**PROBLEM DETAILS**
Provide an exact reproduction of every entry.

**EXCERPTED RECORDS**
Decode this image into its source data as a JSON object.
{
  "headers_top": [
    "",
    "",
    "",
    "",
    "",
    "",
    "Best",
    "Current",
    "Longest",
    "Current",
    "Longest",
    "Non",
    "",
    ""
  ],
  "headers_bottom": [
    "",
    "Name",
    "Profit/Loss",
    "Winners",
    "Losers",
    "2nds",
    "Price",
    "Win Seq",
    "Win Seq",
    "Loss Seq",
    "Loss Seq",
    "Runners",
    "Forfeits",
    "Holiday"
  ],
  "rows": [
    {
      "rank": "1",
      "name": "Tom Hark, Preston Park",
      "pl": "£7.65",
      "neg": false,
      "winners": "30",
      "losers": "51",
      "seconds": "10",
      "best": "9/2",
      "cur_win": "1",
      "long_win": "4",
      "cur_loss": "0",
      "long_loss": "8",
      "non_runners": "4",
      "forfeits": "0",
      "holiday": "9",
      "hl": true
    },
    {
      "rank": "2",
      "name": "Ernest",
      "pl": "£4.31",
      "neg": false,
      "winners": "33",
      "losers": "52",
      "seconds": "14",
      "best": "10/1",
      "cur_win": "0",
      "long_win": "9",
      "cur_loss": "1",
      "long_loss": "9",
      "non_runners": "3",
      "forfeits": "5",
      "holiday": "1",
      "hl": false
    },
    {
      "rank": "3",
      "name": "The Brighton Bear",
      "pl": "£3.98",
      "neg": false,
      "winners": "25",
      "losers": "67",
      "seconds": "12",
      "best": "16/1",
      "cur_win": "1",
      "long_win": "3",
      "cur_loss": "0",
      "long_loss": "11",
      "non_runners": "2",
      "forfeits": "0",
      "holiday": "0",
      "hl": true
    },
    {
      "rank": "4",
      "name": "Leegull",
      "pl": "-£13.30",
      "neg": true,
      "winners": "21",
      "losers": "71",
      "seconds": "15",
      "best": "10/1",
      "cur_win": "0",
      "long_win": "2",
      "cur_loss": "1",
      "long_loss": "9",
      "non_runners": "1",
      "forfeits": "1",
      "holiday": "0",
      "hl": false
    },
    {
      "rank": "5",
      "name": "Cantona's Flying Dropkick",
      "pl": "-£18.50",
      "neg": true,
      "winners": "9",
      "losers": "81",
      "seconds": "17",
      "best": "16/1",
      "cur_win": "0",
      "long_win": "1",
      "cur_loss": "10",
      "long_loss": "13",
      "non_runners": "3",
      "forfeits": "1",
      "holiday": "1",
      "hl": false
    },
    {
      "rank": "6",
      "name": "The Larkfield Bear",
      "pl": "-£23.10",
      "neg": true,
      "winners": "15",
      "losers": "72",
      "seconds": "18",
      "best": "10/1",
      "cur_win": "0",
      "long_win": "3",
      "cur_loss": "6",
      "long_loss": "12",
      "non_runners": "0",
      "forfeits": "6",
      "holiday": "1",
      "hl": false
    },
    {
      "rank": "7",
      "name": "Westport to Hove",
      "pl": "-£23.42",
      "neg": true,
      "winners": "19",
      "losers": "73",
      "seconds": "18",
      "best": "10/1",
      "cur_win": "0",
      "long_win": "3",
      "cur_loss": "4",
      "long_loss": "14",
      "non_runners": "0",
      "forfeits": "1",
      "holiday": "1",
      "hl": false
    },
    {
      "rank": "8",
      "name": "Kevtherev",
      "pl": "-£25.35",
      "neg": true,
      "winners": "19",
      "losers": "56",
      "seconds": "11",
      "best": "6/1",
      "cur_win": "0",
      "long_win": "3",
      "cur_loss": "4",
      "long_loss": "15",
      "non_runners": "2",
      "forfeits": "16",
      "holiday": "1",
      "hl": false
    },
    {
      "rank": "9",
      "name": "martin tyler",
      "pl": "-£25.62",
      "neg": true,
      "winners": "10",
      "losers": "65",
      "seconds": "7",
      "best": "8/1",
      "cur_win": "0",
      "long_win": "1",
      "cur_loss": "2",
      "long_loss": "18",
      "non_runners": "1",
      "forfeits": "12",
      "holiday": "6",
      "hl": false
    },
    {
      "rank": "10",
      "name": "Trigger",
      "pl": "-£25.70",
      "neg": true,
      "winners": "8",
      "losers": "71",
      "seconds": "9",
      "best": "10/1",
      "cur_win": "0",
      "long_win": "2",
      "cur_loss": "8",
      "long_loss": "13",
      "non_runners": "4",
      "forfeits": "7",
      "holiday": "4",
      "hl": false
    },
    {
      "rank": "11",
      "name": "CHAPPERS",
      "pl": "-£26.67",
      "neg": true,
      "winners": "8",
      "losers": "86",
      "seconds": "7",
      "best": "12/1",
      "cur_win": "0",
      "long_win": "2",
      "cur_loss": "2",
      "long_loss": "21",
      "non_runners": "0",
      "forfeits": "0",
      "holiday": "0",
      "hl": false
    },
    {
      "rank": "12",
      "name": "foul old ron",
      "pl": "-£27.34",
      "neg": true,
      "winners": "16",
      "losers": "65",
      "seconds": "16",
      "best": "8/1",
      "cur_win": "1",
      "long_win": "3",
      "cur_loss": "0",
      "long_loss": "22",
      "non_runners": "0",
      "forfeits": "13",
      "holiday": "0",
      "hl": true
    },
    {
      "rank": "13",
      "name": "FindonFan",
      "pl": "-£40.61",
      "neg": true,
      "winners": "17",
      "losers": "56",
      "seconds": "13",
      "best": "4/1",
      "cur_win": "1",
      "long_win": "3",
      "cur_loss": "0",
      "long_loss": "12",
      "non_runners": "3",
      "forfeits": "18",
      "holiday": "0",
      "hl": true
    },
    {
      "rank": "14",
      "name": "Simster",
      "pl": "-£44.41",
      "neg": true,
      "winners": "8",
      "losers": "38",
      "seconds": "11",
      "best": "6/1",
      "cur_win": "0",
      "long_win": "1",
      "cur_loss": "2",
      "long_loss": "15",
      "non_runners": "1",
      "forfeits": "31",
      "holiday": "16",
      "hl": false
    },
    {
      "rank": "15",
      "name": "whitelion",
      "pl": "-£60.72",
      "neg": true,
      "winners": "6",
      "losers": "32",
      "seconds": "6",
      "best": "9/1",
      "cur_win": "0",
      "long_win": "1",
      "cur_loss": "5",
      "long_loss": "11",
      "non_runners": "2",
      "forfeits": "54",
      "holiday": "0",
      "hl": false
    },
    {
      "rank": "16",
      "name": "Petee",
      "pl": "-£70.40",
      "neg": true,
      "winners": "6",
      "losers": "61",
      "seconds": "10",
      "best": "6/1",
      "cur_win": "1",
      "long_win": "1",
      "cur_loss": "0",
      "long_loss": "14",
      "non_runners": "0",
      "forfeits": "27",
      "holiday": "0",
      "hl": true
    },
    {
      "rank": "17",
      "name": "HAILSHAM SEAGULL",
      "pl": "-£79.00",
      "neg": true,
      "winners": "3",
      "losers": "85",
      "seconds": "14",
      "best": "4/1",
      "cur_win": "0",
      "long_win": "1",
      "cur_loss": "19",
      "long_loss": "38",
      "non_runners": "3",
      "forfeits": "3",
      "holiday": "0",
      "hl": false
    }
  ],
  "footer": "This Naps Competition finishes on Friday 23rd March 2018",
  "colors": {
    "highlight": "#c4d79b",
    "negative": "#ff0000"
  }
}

**CORRECT RESPONSE**
Decode this image into its source data as a JSON object.
{
  "headers_top": [
    "",
    "",
    "",
    "",
    "",
    "",
    "Best",
    "Current",
    "Longest",
    "Current",
    "Longest",
    "Non",
    "",
    ""
  ],
  "headers_bottom": [
    "",
    "Name",
    "Profit/Loss",
    "Winners",
    "Losers",
    "2nds",
    "Price",
    "Win Seq",
    "Win Seq",
    "Loss Seq",
    "Loss Seq",
    "Runners",
    "Forfeits",
    "Holiday"
  ],
  "rows": [
    {
      "rank": "1",
      "name": "Tom Hark, Preston Park",
      "pl": "£7.65",
      "neg": false,
      "winners": "30",
      "losers": "51",
      "seconds": "10",
      "best": "9/2",
      "cur_win": "1",
      "long_win": "4",
      "cur_loss": "0",
      "long_loss": "8",
      "non_runners": "4",
      "forfeits": "0",
      "holiday": "9",
      "hl": true
    },
    {
      "rank": "2",
      "name": "Ernest",
      "pl": "£4.31",
      "neg": false,
      "winners": "33",
      "losers": "52",
      "seconds": "14",
      "best": "10/1",
      "cur_win": "0",
      "long_win": "9",
      "cur_loss": "1",
      "long_loss": "9",
      "non_runners": "3",
      "forfeits": "5",
      "holiday": "1",
      "hl": false
    },
    {
      "rank": "3",
      "name": "The Brighton Bear",
      "pl": "£3.98",
      "neg": false,
      "winners": "25",
      "losers": "67",
      "seconds": "12",
      "best": "16/1",
      "cur_win": "1",
      "long_win": "3",
      "cur_loss": "0",
      "long_loss": "11",
      "non_runners": "2",
      "forfeits": "0",
      "holiday": "0",
      "hl": true
    },
    {
      "rank": "4",
      "name": "Leegull",
      "pl": "-£13.30",
      "neg": true,
      "winners": "21",
      "losers": "71",
      "seconds": "15",
      "best": "10/1",
      "cur_win": "0",
      "long_win": "2",
      "cur_loss": "1",
      "long_loss": "9",
      "non_runners": "1",
      "forfeits": "1",
      "holiday": "0",
      "hl": false
    },
    {
      "rank": "5",
      "name": "Cantona's Flying Dropkick",
      "pl": "-£18.50",
      "neg": true,
      "winners": "9",
      "losers": "81",
      "seconds": "17",
      "best": "16/1",
      "cur_win": "0",
      "long_win": "1",
      "cur_loss": "10",
      "long_loss": "13",
      "non_runners": "3",
      "forfeits": "1",
      "holiday": "1",
      "hl": false
    },
    {
      "rank": "6",
      "name": "The Larkfield Bear",
      "pl": "-£23.10",
      "neg": true,
      "winners": "15",
      "losers": "72",
      "seconds": "18",
      "best": "10/1",
      "cur_win": "0",
      "long_win": "3",
      "cur_loss": "6",
      "long_loss": "12",
      "non_runners": "0",
      "forfeits": "6",
      "holiday": "1",
      "hl": false
    },
    {
      "rank": "7",
      "name": "Westport to Hove",
      "pl": "-£23.42",
      "neg": true,
      "winners": "19",
      "losers": "73",
      "seconds": "18",
      "best": "10/1",
      "cur_win": "0",
      "long_win": "3",
      "cur_loss": "4",
      "long_loss": "14",
      "non_runners": "0",
      "forfeits": "1",
      "holiday": "1",
      "hl": false
    },
    {
      "rank": "8",
      "name": "Kevtherev",
      "pl": "-£25.35",
      "neg": true,
      "winners": "19",
      "losers": "56",
      "seconds": "11",
      "best": "6/1",
      "cur_win": "0",
      "long_win": "3",
      "cur_loss": "4",
      "long_loss": "15",
      "non_runners": "2",
      "forfeits": "16",
      "holiday": "1",
      "hl": false
    },
    {
      "rank": "9",
      "name": "martin tyler",
      "pl": "-£25.62",
      "neg": true,
      "winners": "10",
      "losers": "65",
      "seconds": "7",
      "best": "8/1",
      "cur_win": "0",
      "long_win": "1",
      "cur_loss": "2",
      "long_loss": "18",
      "non_runners": "1",
      "forfeits": "12",
      "holiday": "6",
      "hl": false
    },
    {
      "rank": "10",
      "name": "Trigger",
      "pl": "-£25.70",
      "neg": true,
      "winners": "8",
      "losers": "71",
      "seconds": "9",
      "best": "10/1",
      "cur_win": "0",
      "long_win": "2",
      "cur_loss": "8",
      "long_loss": "13",
      "non_runners": "4",
      "forfeits": "7",
      "holiday": "4",
      "hl": false
    },
    {
      "rank": "11",
      "name": "CHAPPERS",
      "pl": "-£26.67",
      "neg": true,
      "winners": "8",
      "losers": "86",
      "seconds": "7",
      "best": "12/1",
      "cur_win": "0",
      "long_win": "2",
      "cur_loss": "2",
      "long_loss": "21",
      "non_runners": "0",
      "forfeits": "0",
      "holiday": "0",
      "hl": false
    },
    {
      "rank": "12",
      "name": "foul old ron",
      "pl": "-£27.34",
      "neg": true,
      "winners": "16",
      "losers": "65",
      "seconds": "16",
      "best": "8/1",
      "cur_win": "1",
      "long_win": "3",
      "cur_loss": "0",
      "long_loss": "22",
      "non_runners": "0",
      "forfeits": "13",
      "holiday": "0",
      "hl": true
    },
    {
      "rank": "13",
      "name": "FindonFan",
      "pl": "-£40.61",
      "neg": true,
      "winners": "17",
      "losers": "56",
      "seconds": "13",
      "best": "4/1",
      "cur_win": "1",
      "long_win": "3",
      "cur_loss": "0",
      "long_loss": "12",
      "non_runners": "3",
      "forfeits": "18",
      "holiday": "0",
      "hl": true
    },
    {
      "rank": "14",
      "name": "Simster",
      "pl": "-£44.41",
      "neg": true,
      "winners": "8",
      "losers": "38",
      "seconds": "11",
      "best": "6/1",
      "cur_win": "0",
      "long_win": "1",
      "cur_loss": "2",
      "long_loss": "15",
      "non_runners": "1",
      "forfeits": "31",
      "holiday": "16",
      "hl": false
    },
    {
      "rank": "15",
      "name": "whitelion",
      "pl": "-£60.72",
      "neg": true,
      "winners": "6",
      "losers": "32",
      "seconds": "6",
      "best": "9/1",
      "cur_win": "0",
      "long_win": "1",
      "cur_loss": "5",
      "long_loss": "11",
      "non_runners": "2",
      "forfeits": "54",
      "holiday": "0",
      "hl": false
    },
    {
      "rank": "16",
      "name": "Petee",
      "pl": "-£70.40",
      "neg": true,
      "winners": "6",
      "losers": "61",
      "seconds": "10",
      "best": "6/1",
      "cur_win": "1",
      "long_win": "1",
      "cur_loss": "0",
      "long_loss": "14",
      "non_runners": "0",
      "forfeits": "27",
      "holiday": "0",
      "hl": true
    },
    {
      "rank": "17",
      "name": "HAILSHAM SEAGULL",
      "pl": "-£79.00",
      "neg": true,
      "winners": "3",
      "losers": "85",
      "seconds": "14",
      "best": "4/1",
      "cur_win": "0",
      "long_win": "1",
      "cur_loss": "19",
      "long_loss": "38",
      "non_runners": "3",
      "forfeits": "3",
      "holiday": "0",
      "hl": false
    }
  ],
  "footer": "This Naps Competition finishes on Friday 23rd March 2018",
  "colors": {
    "highlight": "#c4d79b",
    "negative": "#ff0000"
  }
}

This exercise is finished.